Tem umas crônicas batutas como as que vc escreve !!!
Esta por ex. me levou a muitas lembranças de minha infância !!!”
.:……….
Agradeci-lhe enviando o seguinte testemunho e mensagem:
Opa!
Bom dia!☀️🌞😃
Meu caro amigo Mário Saito!
Primeiro quero lhe dizer que fiquei um pouquinho vaidoso por você achar batuta os meus “garranchos”. E depois, ficar também encantado em ler essa crônica, já que ela tem também o poder de nos levar aos nossos tempos de infância.
Não existe nada mais gostoso do que relembrar aqueles tempos ditosos. Os meus também, meu caro amigo, foram bem parecidos, lá na minha querida Piraju-SP, nas barrancas do Rio Paranapanema, e essa leitura causa-me aquele enlevo e a magia da infância de liberdade sem limite, envolvido naquela exuberante natureza!
Sim, somos filhos de um tempo , cujo privilégio de termos daquela forma vivido, faz com que hoje olhemos nossos filhos e netos crescendo em outros ambientes, ficamos chateados por eles não terem tido o mesmo privilégio e o poder de carregarem para o futuro semelhantes experiências nas suas lembranças e de, quiçá lá no futuro, ler essas crônicas e sentirem esses mesmos encantos!

__TRECHO DE DADOS__
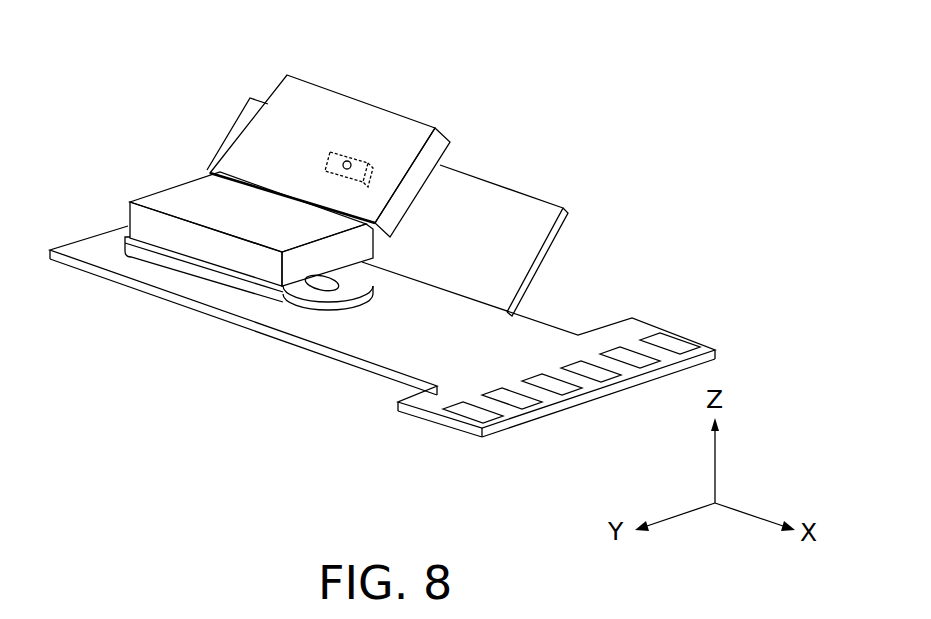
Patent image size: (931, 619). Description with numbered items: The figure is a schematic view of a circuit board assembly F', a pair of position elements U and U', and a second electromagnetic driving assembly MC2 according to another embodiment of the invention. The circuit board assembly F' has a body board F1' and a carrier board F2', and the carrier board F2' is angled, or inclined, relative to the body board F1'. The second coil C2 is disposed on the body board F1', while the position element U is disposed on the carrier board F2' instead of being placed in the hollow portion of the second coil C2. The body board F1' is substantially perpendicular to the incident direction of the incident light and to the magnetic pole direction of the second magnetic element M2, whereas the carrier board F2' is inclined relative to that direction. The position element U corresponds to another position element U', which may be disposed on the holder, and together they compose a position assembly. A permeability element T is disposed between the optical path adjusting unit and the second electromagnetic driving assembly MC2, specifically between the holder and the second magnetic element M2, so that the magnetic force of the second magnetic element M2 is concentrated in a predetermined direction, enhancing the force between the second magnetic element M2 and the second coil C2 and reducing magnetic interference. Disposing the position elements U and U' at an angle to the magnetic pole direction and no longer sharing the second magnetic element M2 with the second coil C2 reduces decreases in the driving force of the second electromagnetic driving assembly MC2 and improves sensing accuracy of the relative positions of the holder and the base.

__PARTES DO EXERCÍCIO__
a) No texto sobre lembranças de infância, em que cidade e às margens de qual rio quem escreve passou a infância?
b) Retome o texto sobre lembranças de infância e continue a escrita logo após a última frase apresentada.

__RESPOSTAS__
a) Em Piraju-SP, nas barrancas do Rio Paranapanema.

b)
Gostei muito do que escreveu seu amigo Salviano! Comungo mesmas boas sensações! Leve a ele, se acaso encontrá-lo, o meu abraço, e diga-lhe que, contando suas visões e lembranças certamente desperta em muitos a doce alegria da leitura levando-os também no tempo. Estava certo também Casemiro de Abreu, com aquela sua poesia “Meus oito anos”…
Obrigado Mario!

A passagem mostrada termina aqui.